§ **Goal**: Your task is to repeat the entries underneath exactly, minus the pictures.

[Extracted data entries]
^^^^

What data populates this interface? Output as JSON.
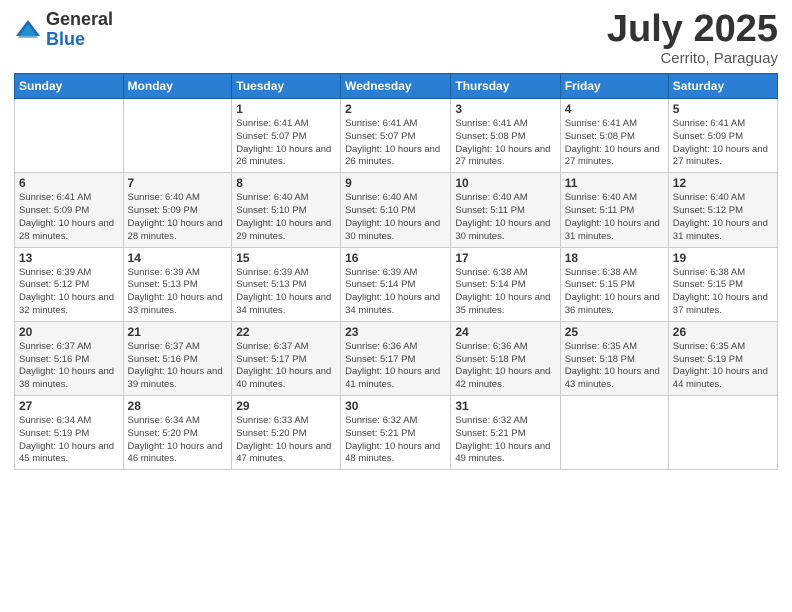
{
  "logo": {
    "general": "General",
    "blue": "Blue"
  },
  "title": {
    "month_year": "July 2025",
    "location": "Cerrito, Paraguay"
  },
  "weekdays": [
    "Sunday",
    "Monday",
    "Tuesday",
    "Wednesday",
    "Thursday",
    "Friday",
    "Saturday"
  ],
  "weeks": [
    [
      {
        "day": "",
        "info": ""
      },
      {
        "day": "",
        "info": ""
      },
      {
        "day": "1",
        "info": "Sunrise: 6:41 AM\nSunset: 5:07 PM\nDaylight: 10 hours and 26 minutes."
      },
      {
        "day": "2",
        "info": "Sunrise: 6:41 AM\nSunset: 5:07 PM\nDaylight: 10 hours and 26 minutes."
      },
      {
        "day": "3",
        "info": "Sunrise: 6:41 AM\nSunset: 5:08 PM\nDaylight: 10 hours and 27 minutes."
      },
      {
        "day": "4",
        "info": "Sunrise: 6:41 AM\nSunset: 5:08 PM\nDaylight: 10 hours and 27 minutes."
      },
      {
        "day": "5",
        "info": "Sunrise: 6:41 AM\nSunset: 5:09 PM\nDaylight: 10 hours and 27 minutes."
      }
    ],
    [
      {
        "day": "6",
        "info": "Sunrise: 6:41 AM\nSunset: 5:09 PM\nDaylight: 10 hours and 28 minutes."
      },
      {
        "day": "7",
        "info": "Sunrise: 6:40 AM\nSunset: 5:09 PM\nDaylight: 10 hours and 28 minutes."
      },
      {
        "day": "8",
        "info": "Sunrise: 6:40 AM\nSunset: 5:10 PM\nDaylight: 10 hours and 29 minutes."
      },
      {
        "day": "9",
        "info": "Sunrise: 6:40 AM\nSunset: 5:10 PM\nDaylight: 10 hours and 30 minutes."
      },
      {
        "day": "10",
        "info": "Sunrise: 6:40 AM\nSunset: 5:11 PM\nDaylight: 10 hours and 30 minutes."
      },
      {
        "day": "11",
        "info": "Sunrise: 6:40 AM\nSunset: 5:11 PM\nDaylight: 10 hours and 31 minutes."
      },
      {
        "day": "12",
        "info": "Sunrise: 6:40 AM\nSunset: 5:12 PM\nDaylight: 10 hours and 31 minutes."
      }
    ],
    [
      {
        "day": "13",
        "info": "Sunrise: 6:39 AM\nSunset: 5:12 PM\nDaylight: 10 hours and 32 minutes."
      },
      {
        "day": "14",
        "info": "Sunrise: 6:39 AM\nSunset: 5:13 PM\nDaylight: 10 hours and 33 minutes."
      },
      {
        "day": "15",
        "info": "Sunrise: 6:39 AM\nSunset: 5:13 PM\nDaylight: 10 hours and 34 minutes."
      },
      {
        "day": "16",
        "info": "Sunrise: 6:39 AM\nSunset: 5:14 PM\nDaylight: 10 hours and 34 minutes."
      },
      {
        "day": "17",
        "info": "Sunrise: 6:38 AM\nSunset: 5:14 PM\nDaylight: 10 hours and 35 minutes."
      },
      {
        "day": "18",
        "info": "Sunrise: 6:38 AM\nSunset: 5:15 PM\nDaylight: 10 hours and 36 minutes."
      },
      {
        "day": "19",
        "info": "Sunrise: 6:38 AM\nSunset: 5:15 PM\nDaylight: 10 hours and 37 minutes."
      }
    ],
    [
      {
        "day": "20",
        "info": "Sunrise: 6:37 AM\nSunset: 5:16 PM\nDaylight: 10 hours and 38 minutes."
      },
      {
        "day": "21",
        "info": "Sunrise: 6:37 AM\nSunset: 5:16 PM\nDaylight: 10 hours and 39 minutes."
      },
      {
        "day": "22",
        "info": "Sunrise: 6:37 AM\nSunset: 5:17 PM\nDaylight: 10 hours and 40 minutes."
      },
      {
        "day": "23",
        "info": "Sunrise: 6:36 AM\nSunset: 5:17 PM\nDaylight: 10 hours and 41 minutes."
      },
      {
        "day": "24",
        "info": "Sunrise: 6:36 AM\nSunset: 5:18 PM\nDaylight: 10 hours and 42 minutes."
      },
      {
        "day": "25",
        "info": "Sunrise: 6:35 AM\nSunset: 5:18 PM\nDaylight: 10 hours and 43 minutes."
      },
      {
        "day": "26",
        "info": "Sunrise: 6:35 AM\nSunset: 5:19 PM\nDaylight: 10 hours and 44 minutes."
      }
    ],
    [
      {
        "day": "27",
        "info": "Sunrise: 6:34 AM\nSunset: 5:19 PM\nDaylight: 10 hours and 45 minutes."
      },
      {
        "day": "28",
        "info": "Sunrise: 6:34 AM\nSunset: 5:20 PM\nDaylight: 10 hours and 46 minutes."
      },
      {
        "day": "29",
        "info": "Sunrise: 6:33 AM\nSunset: 5:20 PM\nDaylight: 10 hours and 47 minutes."
      },
      {
        "day": "30",
        "info": "Sunrise: 6:32 AM\nSunset: 5:21 PM\nDaylight: 10 hours and 48 minutes."
      },
      {
        "day": "31",
        "info": "Sunrise: 6:32 AM\nSunset: 5:21 PM\nDaylight: 10 hours and 49 minutes."
      },
      {
        "day": "",
        "info": ""
      },
      {
        "day": "",
        "info": ""
      }
    ]
  ]
}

^^^^

§ **Result for this exercise**:
What data populates this interface? Output as JSON.
{
  "logo": {
    "general": "General",
    "blue": "Blue"
  },
  "title": {
    "month_year": "July 2025",
    "location": "Cerrito, Paraguay"
  },
  "weekdays": [
    "Sunday",
    "Monday",
    "Tuesday",
    "Wednesday",
    "Thursday",
    "Friday",
    "Saturday"
  ],
  "weeks": [
    [
      {
        "day": "",
        "info": ""
      },
      {
        "day": "",
        "info": ""
      },
      {
        "day": "1",
        "info": "Sunrise: 6:41 AM\nSunset: 5:07 PM\nDaylight: 10 hours and 26 minutes."
      },
      {
        "day": "2",
        "info": "Sunrise: 6:41 AM\nSunset: 5:07 PM\nDaylight: 10 hours and 26 minutes."
      },
      {
        "day": "3",
        "info": "Sunrise: 6:41 AM\nSunset: 5:08 PM\nDaylight: 10 hours and 27 minutes."
      },
      {
        "day": "4",
        "info": "Sunrise: 6:41 AM\nSunset: 5:08 PM\nDaylight: 10 hours and 27 minutes."
      },
      {
        "day": "5",
        "info": "Sunrise: 6:41 AM\nSunset: 5:09 PM\nDaylight: 10 hours and 27 minutes."
      }
    ],
    [
      {
        "day": "6",
        "info": "Sunrise: 6:41 AM\nSunset: 5:09 PM\nDaylight: 10 hours and 28 minutes."
      },
      {
        "day": "7",
        "info": "Sunrise: 6:40 AM\nSunset: 5:09 PM\nDaylight: 10 hours and 28 minutes."
      },
      {
        "day": "8",
        "info": "Sunrise: 6:40 AM\nSunset: 5:10 PM\nDaylight: 10 hours and 29 minutes."
      },
      {
        "day": "9",
        "info": "Sunrise: 6:40 AM\nSunset: 5:10 PM\nDaylight: 10 hours and 30 minutes."
      },
      {
        "day": "10",
        "info": "Sunrise: 6:40 AM\nSunset: 5:11 PM\nDaylight: 10 hours and 30 minutes."
      },
      {
        "day": "11",
        "info": "Sunrise: 6:40 AM\nSunset: 5:11 PM\nDaylight: 10 hours and 31 minutes."
      },
      {
        "day": "12",
        "info": "Sunrise: 6:40 AM\nSunset: 5:12 PM\nDaylight: 10 hours and 31 minutes."
      }
    ],
    [
      {
        "day": "13",
        "info": "Sunrise: 6:39 AM\nSunset: 5:12 PM\nDaylight: 10 hours and 32 minutes."
      },
      {
        "day": "14",
        "info": "Sunrise: 6:39 AM\nSunset: 5:13 PM\nDaylight: 10 hours and 33 minutes."
      },
      {
        "day": "15",
        "info": "Sunrise: 6:39 AM\nSunset: 5:13 PM\nDaylight: 10 hours and 34 minutes."
      },
      {
        "day": "16",
        "info": "Sunrise: 6:39 AM\nSunset: 5:14 PM\nDaylight: 10 hours and 34 minutes."
      },
      {
        "day": "17",
        "info": "Sunrise: 6:38 AM\nSunset: 5:14 PM\nDaylight: 10 hours and 35 minutes."
      },
      {
        "day": "18",
        "info": "Sunrise: 6:38 AM\nSunset: 5:15 PM\nDaylight: 10 hours and 36 minutes."
      },
      {
        "day": "19",
        "info": "Sunrise: 6:38 AM\nSunset: 5:15 PM\nDaylight: 10 hours and 37 minutes."
      }
    ],
    [
      {
        "day": "20",
        "info": "Sunrise: 6:37 AM\nSunset: 5:16 PM\nDaylight: 10 hours and 38 minutes."
      },
      {
        "day": "21",
        "info": "Sunrise: 6:37 AM\nSunset: 5:16 PM\nDaylight: 10 hours and 39 minutes."
      },
      {
        "day": "22",
        "info": "Sunrise: 6:37 AM\nSunset: 5:17 PM\nDaylight: 10 hours and 40 minutes."
      },
      {
        "day": "23",
        "info": "Sunrise: 6:36 AM\nSunset: 5:17 PM\nDaylight: 10 hours and 41 minutes."
      },
      {
        "day": "24",
        "info": "Sunrise: 6:36 AM\nSunset: 5:18 PM\nDaylight: 10 hours and 42 minutes."
      },
      {
        "day": "25",
        "info": "Sunrise: 6:35 AM\nSunset: 5:18 PM\nDaylight: 10 hours and 43 minutes."
      },
      {
        "day": "26",
        "info": "Sunrise: 6:35 AM\nSunset: 5:19 PM\nDaylight: 10 hours and 44 minutes."
      }
    ],
    [
      {
        "day": "27",
        "info": "Sunrise: 6:34 AM\nSunset: 5:19 PM\nDaylight: 10 hours and 45 minutes."
      },
      {
        "day": "28",
        "info": "Sunrise: 6:34 AM\nSunset: 5:20 PM\nDaylight: 10 hours and 46 minutes."
      },
      {
        "day": "29",
        "info": "Sunrise: 6:33 AM\nSunset: 5:20 PM\nDaylight: 10 hours and 47 minutes."
      },
      {
        "day": "30",
        "info": "Sunrise: 6:32 AM\nSunset: 5:21 PM\nDaylight: 10 hours and 48 minutes."
      },
      {
        "day": "31",
        "info": "Sunrise: 6:32 AM\nSunset: 5:21 PM\nDaylight: 10 hours and 49 minutes."
      },
      {
        "day": "",
        "info": ""
      },
      {
        "day": "",
        "info": ""
      }
    ]
  ]
}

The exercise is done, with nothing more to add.